> **The request**
Give every line again exactly as it appears, please, but not the pictures.

[Figure content listings]
===============
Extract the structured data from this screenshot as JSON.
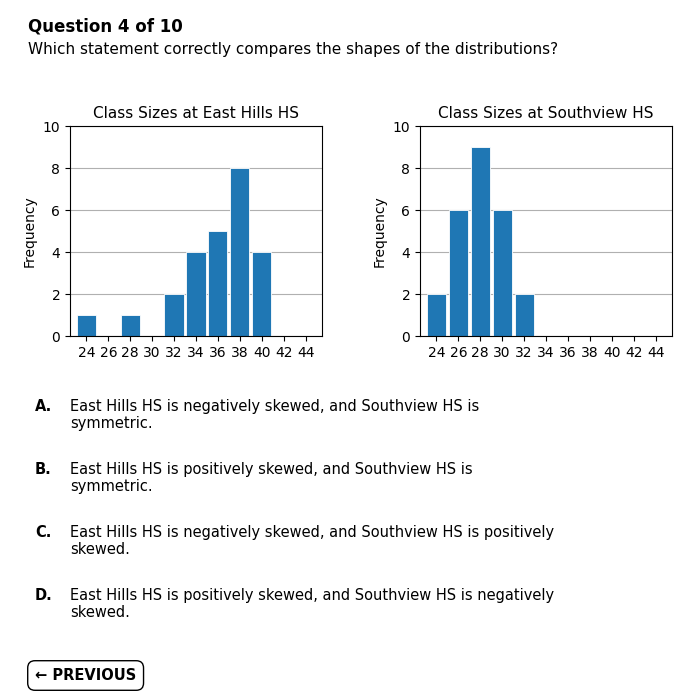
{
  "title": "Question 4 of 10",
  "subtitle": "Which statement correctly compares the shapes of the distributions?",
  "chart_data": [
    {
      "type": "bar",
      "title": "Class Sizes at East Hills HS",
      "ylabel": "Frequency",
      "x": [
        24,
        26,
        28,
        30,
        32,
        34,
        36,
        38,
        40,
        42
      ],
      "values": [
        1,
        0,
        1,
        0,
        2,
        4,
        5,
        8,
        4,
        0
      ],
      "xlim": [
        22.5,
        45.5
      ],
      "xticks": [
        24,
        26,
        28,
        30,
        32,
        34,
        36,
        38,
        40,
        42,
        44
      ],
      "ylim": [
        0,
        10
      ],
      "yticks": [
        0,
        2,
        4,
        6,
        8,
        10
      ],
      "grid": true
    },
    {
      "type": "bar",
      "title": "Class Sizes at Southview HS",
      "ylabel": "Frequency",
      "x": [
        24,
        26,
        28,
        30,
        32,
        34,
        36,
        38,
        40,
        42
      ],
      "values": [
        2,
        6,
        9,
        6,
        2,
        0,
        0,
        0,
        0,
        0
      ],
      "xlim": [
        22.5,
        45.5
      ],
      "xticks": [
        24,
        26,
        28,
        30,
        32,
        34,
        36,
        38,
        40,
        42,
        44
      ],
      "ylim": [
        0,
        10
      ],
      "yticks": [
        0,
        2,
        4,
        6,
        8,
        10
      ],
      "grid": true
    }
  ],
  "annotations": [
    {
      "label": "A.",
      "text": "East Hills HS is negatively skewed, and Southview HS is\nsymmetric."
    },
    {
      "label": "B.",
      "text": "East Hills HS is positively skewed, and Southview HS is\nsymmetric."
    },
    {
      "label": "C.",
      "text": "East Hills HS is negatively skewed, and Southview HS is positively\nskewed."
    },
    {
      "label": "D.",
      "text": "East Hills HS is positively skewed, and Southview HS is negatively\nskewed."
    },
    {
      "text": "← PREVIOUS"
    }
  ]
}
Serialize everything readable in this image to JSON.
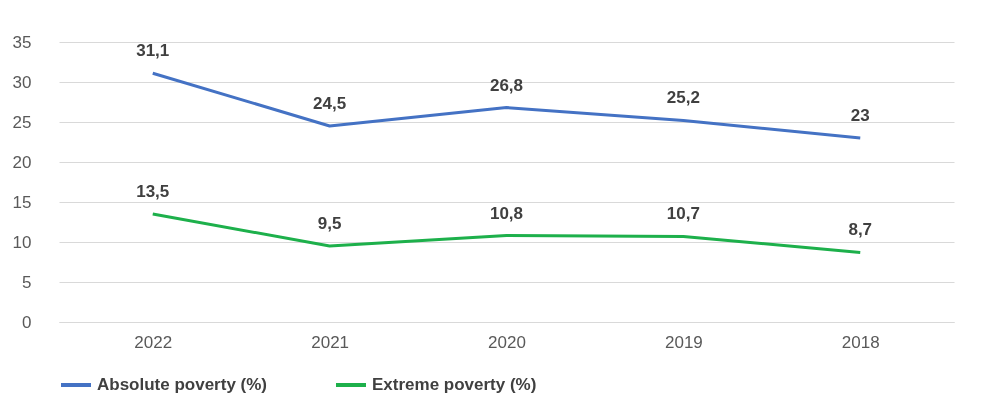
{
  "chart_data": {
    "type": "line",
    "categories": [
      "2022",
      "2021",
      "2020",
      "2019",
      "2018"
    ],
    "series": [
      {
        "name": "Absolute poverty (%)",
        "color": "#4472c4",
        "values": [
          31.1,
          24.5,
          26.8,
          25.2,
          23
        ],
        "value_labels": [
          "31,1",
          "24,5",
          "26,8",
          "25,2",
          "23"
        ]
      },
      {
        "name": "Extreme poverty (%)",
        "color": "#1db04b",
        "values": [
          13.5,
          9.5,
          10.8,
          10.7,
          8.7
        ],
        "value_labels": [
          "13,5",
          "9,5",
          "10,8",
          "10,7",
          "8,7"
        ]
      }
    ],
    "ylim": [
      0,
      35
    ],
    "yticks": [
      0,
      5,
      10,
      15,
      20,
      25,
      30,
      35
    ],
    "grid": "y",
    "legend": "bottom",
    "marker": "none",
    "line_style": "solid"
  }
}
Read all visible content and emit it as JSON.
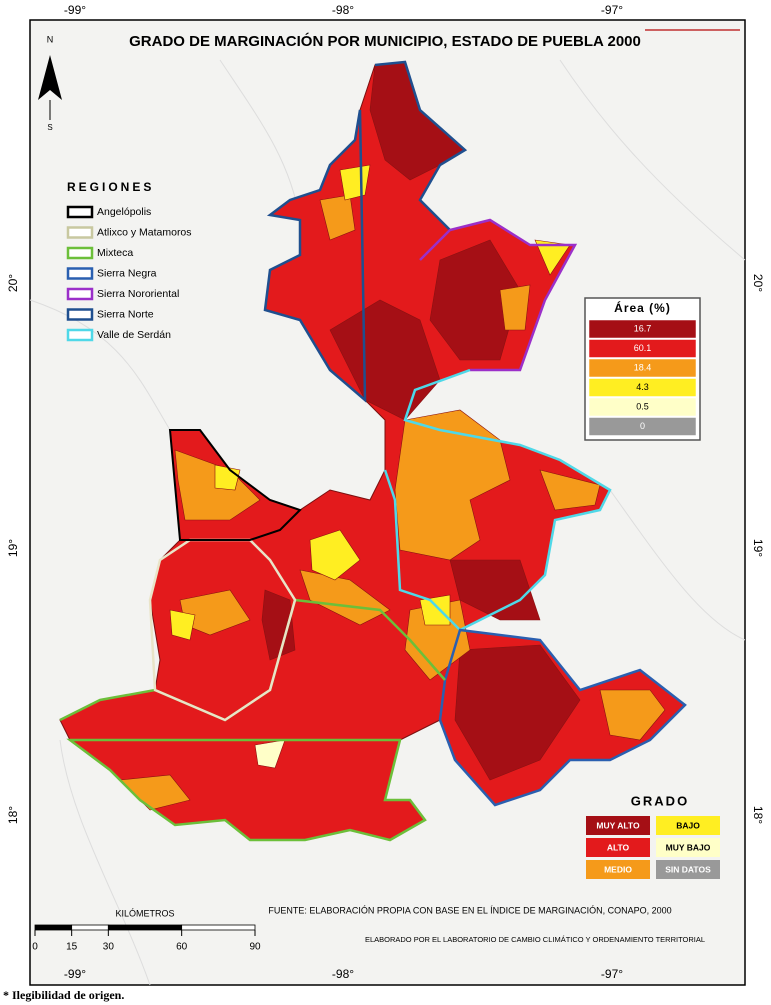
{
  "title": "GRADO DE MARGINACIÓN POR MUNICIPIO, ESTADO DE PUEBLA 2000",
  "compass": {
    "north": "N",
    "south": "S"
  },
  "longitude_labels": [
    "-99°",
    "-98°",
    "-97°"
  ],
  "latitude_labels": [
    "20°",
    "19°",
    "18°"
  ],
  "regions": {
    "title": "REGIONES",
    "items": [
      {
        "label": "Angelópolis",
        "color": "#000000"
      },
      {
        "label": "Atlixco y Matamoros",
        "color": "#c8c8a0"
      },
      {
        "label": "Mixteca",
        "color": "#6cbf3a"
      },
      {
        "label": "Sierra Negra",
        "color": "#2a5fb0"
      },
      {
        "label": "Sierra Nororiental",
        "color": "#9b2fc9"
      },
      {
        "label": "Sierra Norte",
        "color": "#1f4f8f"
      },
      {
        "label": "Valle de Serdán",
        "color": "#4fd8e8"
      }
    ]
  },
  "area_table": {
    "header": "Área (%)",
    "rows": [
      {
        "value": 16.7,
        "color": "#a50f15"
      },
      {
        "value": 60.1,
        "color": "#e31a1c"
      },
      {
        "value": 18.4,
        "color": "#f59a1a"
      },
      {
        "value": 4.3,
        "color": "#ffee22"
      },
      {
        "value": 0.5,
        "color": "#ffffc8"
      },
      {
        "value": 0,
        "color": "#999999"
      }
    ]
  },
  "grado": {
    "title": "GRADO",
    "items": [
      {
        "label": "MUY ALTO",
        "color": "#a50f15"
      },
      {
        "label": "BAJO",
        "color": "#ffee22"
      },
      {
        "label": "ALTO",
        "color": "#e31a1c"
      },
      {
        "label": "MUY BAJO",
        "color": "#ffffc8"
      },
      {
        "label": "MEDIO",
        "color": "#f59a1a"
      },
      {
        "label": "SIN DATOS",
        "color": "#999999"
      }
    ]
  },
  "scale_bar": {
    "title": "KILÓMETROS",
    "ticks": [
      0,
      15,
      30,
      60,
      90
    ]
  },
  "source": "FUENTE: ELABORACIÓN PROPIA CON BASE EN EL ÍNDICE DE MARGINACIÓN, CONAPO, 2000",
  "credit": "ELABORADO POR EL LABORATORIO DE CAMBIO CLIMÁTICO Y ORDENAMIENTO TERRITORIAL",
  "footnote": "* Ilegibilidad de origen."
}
===============
> **Solved problem**
Extract the structured data from this screenshot as JSON.
{
  "title": "Question 4 of 10",
  "subtitle": "Which statement correctly compares the shapes of the distributions?",
  "chart_data": [
    {
      "type": "bar",
      "title": "Class Sizes at East Hills HS",
      "ylabel": "Frequency",
      "x": [
        24,
        26,
        28,
        30,
        32,
        34,
        36,
        38,
        40,
        42
      ],
      "values": [
        1,
        0,
        1,
        0,
        2,
        4,
        5,
        8,
        4,
        0
      ],
      "xlim": [
        22.5,
        45.5
      ],
      "xticks": [
        24,
        26,
        28,
        30,
        32,
        34,
        36,
        38,
        40,
        42,
        44
      ],
      "ylim": [
        0,
        10
      ],
      "yticks": [
        0,
        2,
        4,
        6,
        8,
        10
      ],
      "grid": true
    },
    {
      "type": "bar",
      "title": "Class Sizes at Southview HS",
      "ylabel": "Frequency",
      "x": [
        24,
        26,
        28,
        30,
        32,
        34,
        36,
        38,
        40,
        42
      ],
      "values": [
        2,
        6,
        9,
        6,
        2,
        0,
        0,
        0,
        0,
        0
      ],
      "xlim": [
        22.5,
        45.5
      ],
      "xticks": [
        24,
        26,
        28,
        30,
        32,
        34,
        36,
        38,
        40,
        42,
        44
      ],
      "ylim": [
        0,
        10
      ],
      "yticks": [
        0,
        2,
        4,
        6,
        8,
        10
      ],
      "grid": true
    }
  ],
  "annotations": [
    {
      "label": "A.",
      "text": "East Hills HS is negatively skewed, and Southview HS is\nsymmetric."
    },
    {
      "label": "B.",
      "text": "East Hills HS is positively skewed, and Southview HS is\nsymmetric."
    },
    {
      "label": "C.",
      "text": "East Hills HS is negatively skewed, and Southview HS is positively\nskewed."
    },
    {
      "label": "D.",
      "text": "East Hills HS is positively skewed, and Southview HS is negatively\nskewed."
    },
    {
      "text": "← PREVIOUS"
    }
  ]
}
Serialize everything readable in this image to JSON.
{
  "chart_data": {
    "type": "line",
    "categories": [
      "2022",
      "2021",
      "2020",
      "2019",
      "2018"
    ],
    "series": [
      {
        "name": "Absolute poverty (%)",
        "color": "#4472c4",
        "values": [
          31.1,
          24.5,
          26.8,
          25.2,
          23
        ],
        "value_labels": [
          "31,1",
          "24,5",
          "26,8",
          "25,2",
          "23"
        ]
      },
      {
        "name": "Extreme poverty (%)",
        "color": "#1db04b",
        "values": [
          13.5,
          9.5,
          10.8,
          10.7,
          8.7
        ],
        "value_labels": [
          "13,5",
          "9,5",
          "10,8",
          "10,7",
          "8,7"
        ]
      }
    ],
    "ylim": [
      0,
      35
    ],
    "yticks": [
      0,
      5,
      10,
      15,
      20,
      25,
      30,
      35
    ],
    "grid": "y",
    "legend": "bottom",
    "marker": "none",
    "line_style": "solid"
  }
}
Read all visible content and emit it as JSON.
{
  "title": "GRADO DE MARGINACIÓN POR MUNICIPIO, ESTADO DE PUEBLA 2000",
  "compass": {
    "north": "N",
    "south": "S"
  },
  "longitude_labels": [
    "-99°",
    "-98°",
    "-97°"
  ],
  "latitude_labels": [
    "20°",
    "19°",
    "18°"
  ],
  "regions": {
    "title": "REGIONES",
    "items": [
      {
        "label": "Angelópolis",
        "color": "#000000"
      },
      {
        "label": "Atlixco y Matamoros",
        "color": "#c8c8a0"
      },
      {
        "label": "Mixteca",
        "color": "#6cbf3a"
      },
      {
        "label": "Sierra Negra",
        "color": "#2a5fb0"
      },
      {
        "label": "Sierra Nororiental",
        "color": "#9b2fc9"
      },
      {
        "label": "Sierra Norte",
        "color": "#1f4f8f"
      },
      {
        "label": "Valle de Serdán",
        "color": "#4fd8e8"
      }
    ]
  },
  "area_table": {
    "header": "Área (%)",
    "rows": [
      {
        "value": 16.7,
        "color": "#a50f15"
      },
      {
        "value": 60.1,
        "color": "#e31a1c"
      },
      {
        "value": 18.4,
        "color": "#f59a1a"
      },
      {
        "value": 4.3,
        "color": "#ffee22"
      },
      {
        "value": 0.5,
        "color": "#ffffc8"
      },
      {
        "value": 0,
        "color": "#999999"
      }
    ]
  },
  "grado": {
    "title": "GRADO",
    "items": [
      {
        "label": "MUY ALTO",
        "color": "#a50f15"
      },
      {
        "label": "BAJO",
        "color": "#ffee22"
      },
      {
        "label": "ALTO",
        "color": "#e31a1c"
      },
      {
        "label": "MUY BAJO",
        "color": "#ffffc8"
      },
      {
        "label": "MEDIO",
        "color": "#f59a1a"
      },
      {
        "label": "SIN DATOS",
        "color": "#999999"
      }
    ]
  },
  "scale_bar": {
    "title": "KILÓMETROS",
    "ticks": [
      0,
      15,
      30,
      60,
      90
    ]
  },
  "source": "FUENTE: ELABORACIÓN PROPIA CON BASE EN EL ÍNDICE DE MARGINACIÓN, CONAPO, 2000",
  "credit": "ELABORADO POR EL LABORATORIO DE CAMBIO CLIMÁTICO Y ORDENAMIENTO TERRITORIAL",
  "footnote": "* Ilegibilidad de origen."
}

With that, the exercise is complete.